Directive> Transcribe the entries below exactly; leave every image out.

Exercise inputs>
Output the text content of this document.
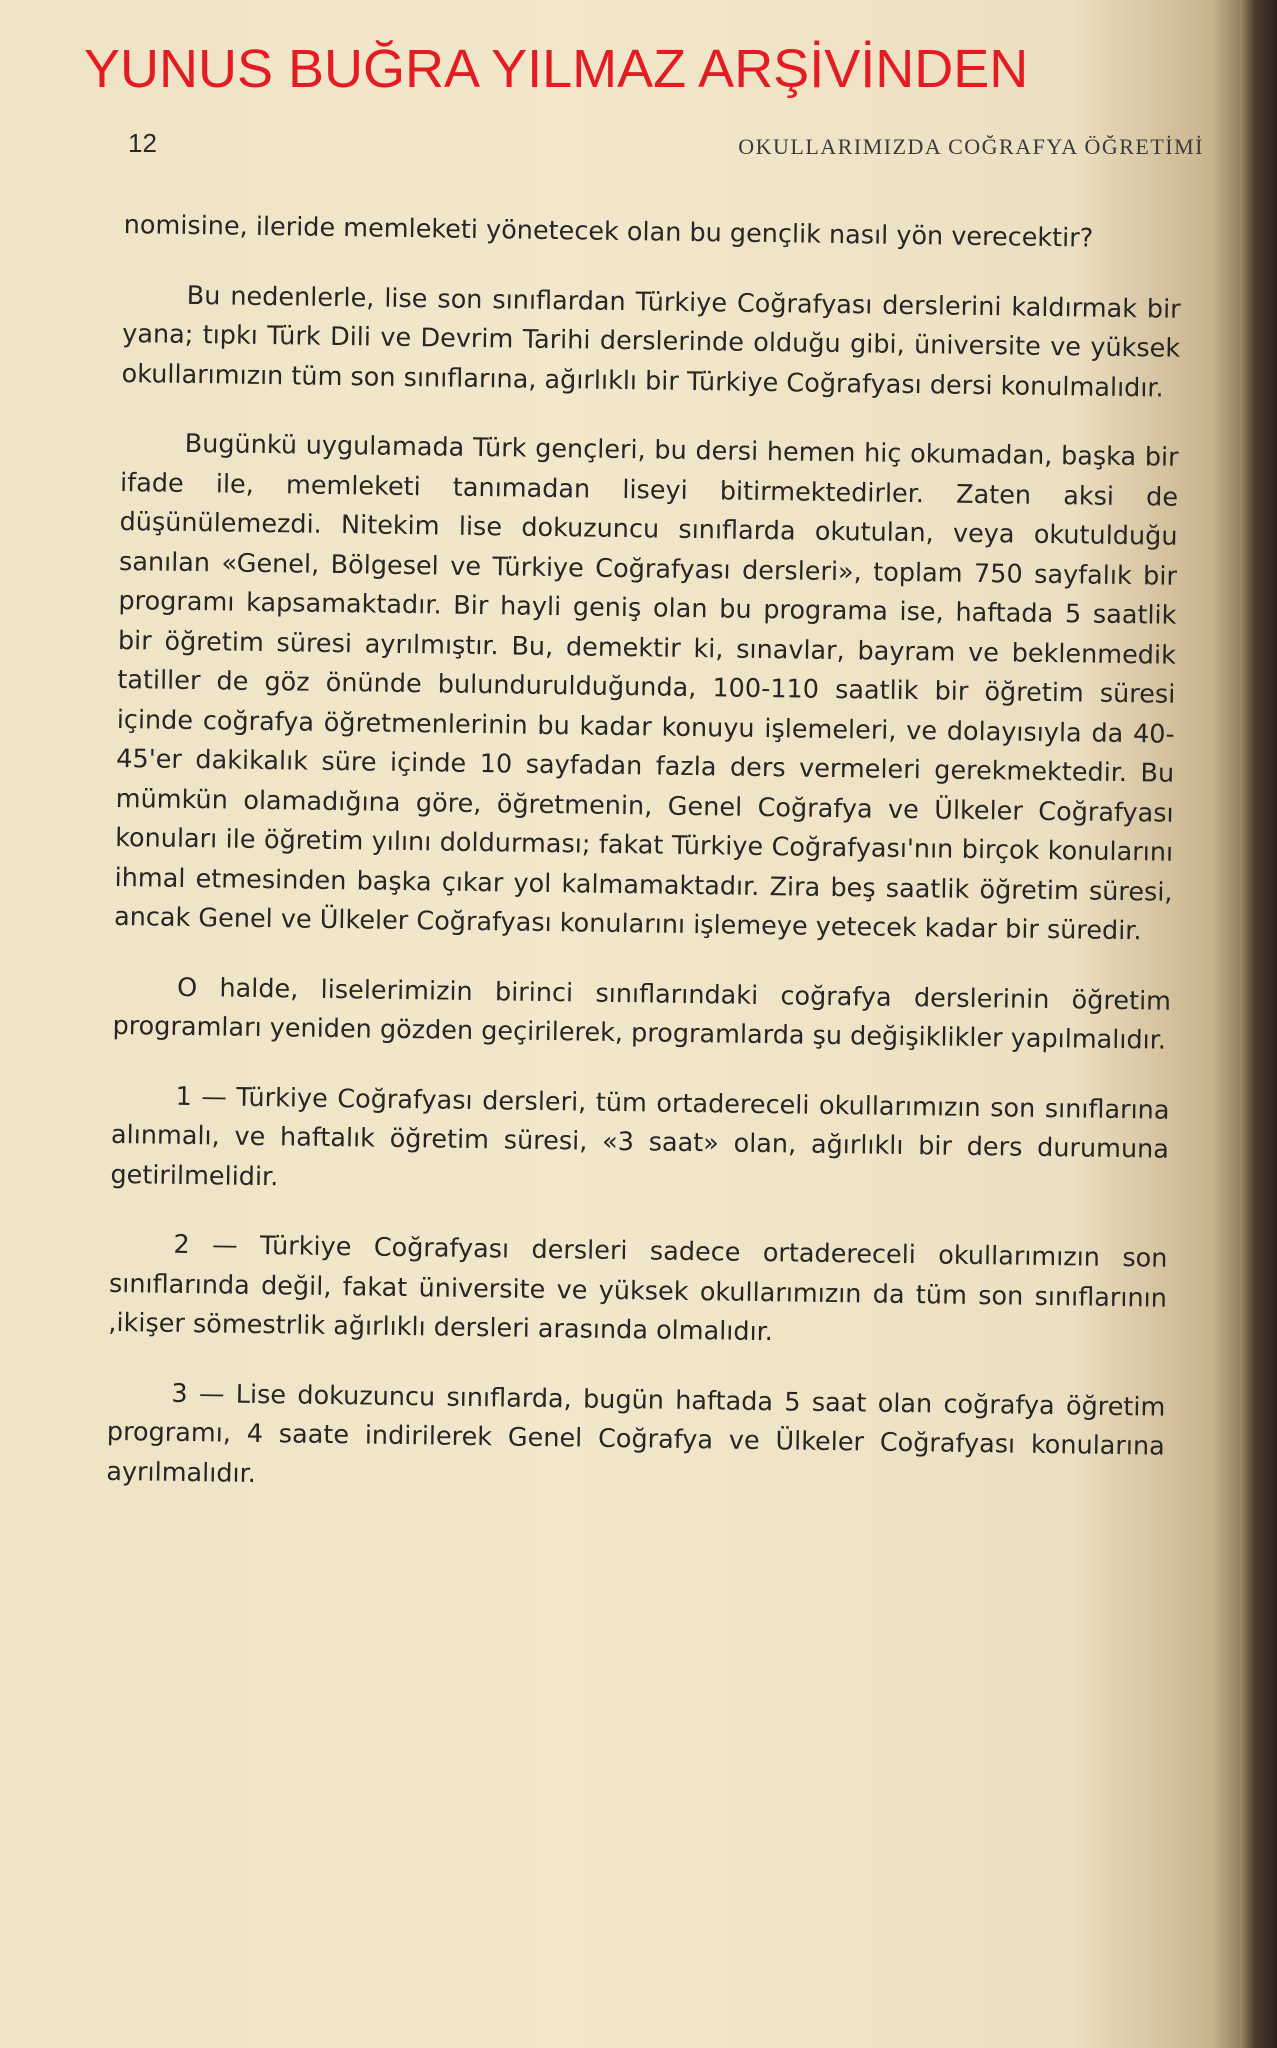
YUNUS BUĞRA YILMAZ ARŞİVİNDEN
12	OKULLARIMIZDA COĞRAFYA ÖĞRETİMİ

nomisine, ileride memleketi yönetecek olan bu gençlik nasıl yön verecektir?

Bu nedenlerle, lise son sınıflardan Türkiye Coğrafyası derslerini kaldırmak bir yana; tıpkı Türk Dili ve Devrim Tarihi derslerinde olduğu gibi, üniversite ve yüksek okullarımızın tüm son sınıflarına, ağırlıklı bir Türkiye Coğrafyası dersi konulmalıdır.

Bugünkü uygulamada Türk gençleri, bu dersi hemen hiç okumadan, başka bir ifade ile, memleketi tanımadan liseyi bitirmektedirler. Zaten aksi de düşünülemezdi. Nitekim lise dokuzuncu sınıflarda okutulan, veya okutulduğu sanılan «Genel, Bölgesel ve Türkiye Coğrafyası dersleri», toplam 750 sayfalık bir programı kapsamaktadır. Bir hayli geniş olan bu programa ise, haftada 5 saatlik bir öğretim süresi ayrılmıştır. Bu, demektir ki, sınavlar, bayram ve beklenmedik tatiller de göz önünde bulundurulduğunda, 100-110 saatlik bir öğretim süresi içinde coğrafya öğretmenlerinin bu kadar konuyu işlemeleri, ve dolayısıyla da 40-45'er dakikalık süre içinde 10 sayfadan fazla ders vermeleri gerekmektedir. Bu mümkün olamadığına göre, öğretmenin, Genel Coğrafya ve Ülkeler Coğrafyası konuları ile öğretim yılını doldurması; fakat Türkiye Coğrafyası'nın birçok konularını ihmal etmesinden başka çıkar yol kalmamaktadır. Zira beş saatlik öğretim süresi, ancak Genel ve Ülkeler Coğrafyası konularını işlemeye yetecek kadar bir süredir.

O halde, liselerimizin birinci sınıflarındaki coğrafya derslerinin öğretim programları yeniden gözden geçirilerek, programlarda şu değişiklikler yapılmalıdır.

1 — Türkiye Coğrafyası dersleri, tüm ortadereceli okullarımızın son sınıflarına alınmalı, ve haftalık öğretim süresi, «3 saat» olan, ağırlıklı bir ders durumuna getirilmelidir.

2 — Türkiye Coğrafyası dersleri sadece ortadereceli okullarımızın son sınıflarında değil, fakat üniversite ve yüksek okullarımızın da tüm son sınıflarının ,ikişer sömestrlik ağırlıklı dersleri arasında olmalıdır.

3 — Lise dokuzuncu sınıflarda, bugün haftada 5 saat olan coğrafya öğretim programı, 4 saate indirilerek Genel Coğrafya ve Ülkeler Coğrafyası konularına ayrılmalıdır.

In response>
Output the text content of this document.
YUNUS BUĞRA YILMAZ ARŞİVİNDEN
12	OKULLARIMIZDA COĞRAFYA ÖĞRETİMİ

nomisine, ileride memleketi yönetecek olan bu gençlik nasıl yön verecektir?

Bu nedenlerle, lise son sınıflardan Türkiye Coğrafyası derslerini kaldırmak bir yana; tıpkı Türk Dili ve Devrim Tarihi derslerinde olduğu gibi, üniversite ve yüksek okullarımızın tüm son sınıflarına, ağırlıklı bir Türkiye Coğrafyası dersi konulmalıdır.

Bugünkü uygulamada Türk gençleri, bu dersi hemen hiç okumadan, başka bir ifade ile, memleketi tanımadan liseyi bitirmektedirler. Zaten aksi de düşünülemezdi. Nitekim lise dokuzuncu sınıflarda okutulan, veya okutulduğu sanılan «Genel, Bölgesel ve Türkiye Coğrafyası dersleri», toplam 750 sayfalık bir programı kapsamaktadır. Bir hayli geniş olan bu programa ise, haftada 5 saatlik bir öğretim süresi ayrılmıştır. Bu, demektir ki, sınavlar, bayram ve beklenmedik tatiller de göz önünde bulundurulduğunda, 100-110 saatlik bir öğretim süresi içinde coğrafya öğretmenlerinin bu kadar konuyu işlemeleri, ve dolayısıyla da 40-45'er dakikalık süre içinde 10 sayfadan fazla ders vermeleri gerekmektedir. Bu mümkün olamadığına göre, öğretmenin, Genel Coğrafya ve Ülkeler Coğrafyası konuları ile öğretim yılını doldurması; fakat Türkiye Coğrafyası'nın birçok konularını ihmal etmesinden başka çıkar yol kalmamaktadır. Zira beş saatlik öğretim süresi, ancak Genel ve Ülkeler Coğrafyası konularını işlemeye yetecek kadar bir süredir.

O halde, liselerimizin birinci sınıflarındaki coğrafya derslerinin öğretim programları yeniden gözden geçirilerek, programlarda şu değişiklikler yapılmalıdır.

1 — Türkiye Coğrafyası dersleri, tüm ortadereceli okullarımızın son sınıflarına alınmalı, ve haftalık öğretim süresi, «3 saat» olan, ağırlıklı bir ders durumuna getirilmelidir.

2 — Türkiye Coğrafyası dersleri sadece ortadereceli okullarımızın son sınıflarında değil, fakat üniversite ve yüksek okullarımızın da tüm son sınıflarının ,ikişer sömestrlik ağırlıklı dersleri arasında olmalıdır.

3 — Lise dokuzuncu sınıflarda, bugün haftada 5 saat olan coğrafya öğretim programı, 4 saate indirilerek Genel Coğrafya ve Ülkeler Coğrafyası konularına ayrılmalıdır.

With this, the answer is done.